> [Written exercise] Determine how many lines contain the string "LICITAÇÃO". Reply with that figure and nothing else.

— START Entries —

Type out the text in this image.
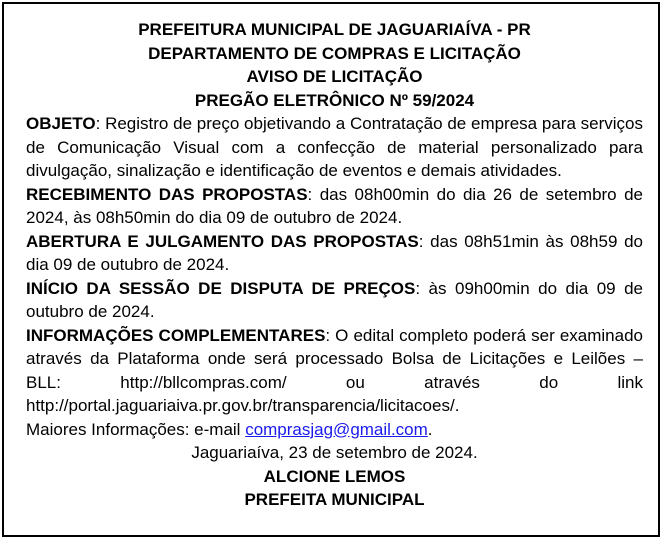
PREFEITURA MUNICIPAL DE JAGUARIAÍVA - PR
DEPARTAMENTO DE COMPRAS E LICITAÇÃO
AVISO DE LICITAÇÃO
PREGÃO ELETRÔNICO Nº 59/2024
OBJETO: Registro de preço objetivando a Contratação de empresa para serviços de Comunicação Visual com a confecção de material personalizado para divulgação, sinalização e identificação de eventos e demais atividades.
RECEBIMENTO DAS PROPOSTAS: das 08h00min do dia 26 de setembro de 2024, às 08h50min do dia 09 de outubro de 2024.
ABERTURA E JULGAMENTO DAS PROPOSTAS: das 08h51min às 08h59 do dia 09 de outubro de 2024.
INÍCIO DA SESSÃO DE DISPUTA DE PREÇOS: às 09h00min do dia 09 de outubro de 2024.
INFORMAÇÕES COMPLEMENTARES: O edital completo poderá ser examinado através da Plataforma onde será processado Bolsa de Licitações e Leilões – BLL: http://bllcompras.com/ ou através do link http://portal.jaguariaiva.pr.gov.br/transparencia/licitacoes/.
Maiores Informações: e-mail comprasjag@gmail.com.
Jaguariaíva, 23 de setembro de 2024.
ALCIONE LEMOS
PREFEITA MUNICIPAL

— END Entries —

> [Task result] 2